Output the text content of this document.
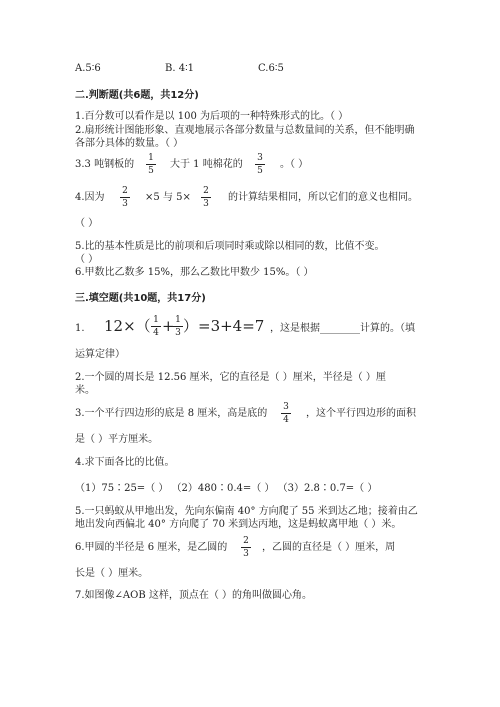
A.5∶6	B. 4∶1	C.6∶5
二.判断题(共6题，共12分)
1.百分数可以看作是以 100 为后项的一种特殊形式的比。（ ）
2.扇形统计图能形象、直观地展示各部分数量与总数量间的关系，但不能明确
各部分具体的数量。（ ）
3.3 吨钢板的
1
5
大于 1 吨棉花的
3
5
。（ ）
4.因为
2
3
×5 与 5×
2
3
的计算结果相同，所以它们的意义也相同。
（ ）
5.比的基本性质是比的前项和后项同时乘或除以相同的数，比值不变。
（ ）
6.甲数比乙数多 15%，那么乙数比甲数少 15%。（ ）
三.填空题(共10题，共17分)
1. 12×（ 1
4 + 1
3 ）=3+4=7 ，这是根据________计算的。（填
运算定律）
2.一个圆的周长是 12.56 厘米，它的直径是（ ）厘米，半径是（ ）厘
米。
3.一个平行四边形的底是 8 厘米，高是底的
3
4
，这个平行四边形的面积
是（ ）平方厘米。
4.求下面各比的比值。
（1）75∶25=（ ） （2）480∶0.4=（ ） （3）2.8∶0.7=（ ）
5.一只蚂蚁从甲地出发，先向东偏南 40° 方向爬了 55 米到达乙地；接着由乙
地出发向西偏北 40° 方向爬了 70 米到达丙地，这是蚂蚁离甲地（ ）米。
6.甲圆的半径是 6 厘米，是乙圆的
2
3
，乙圆的直径是（ ）厘米，周
长是（ ）厘米。
7.如图像∠AOB 这样，顶点在（ ）的角叫做圆心角。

### Direction
Scan the material above. Copy each line that holds the word "方向爬了".

### Response to this task
5.一只蚂蚁从甲地出发，先向东偏南 40° 方向爬了 55 米到达乙地；接着由乙
地出发向西偏北 40° 方向爬了 70 米到达丙地，这是蚂蚁离甲地（ ）米。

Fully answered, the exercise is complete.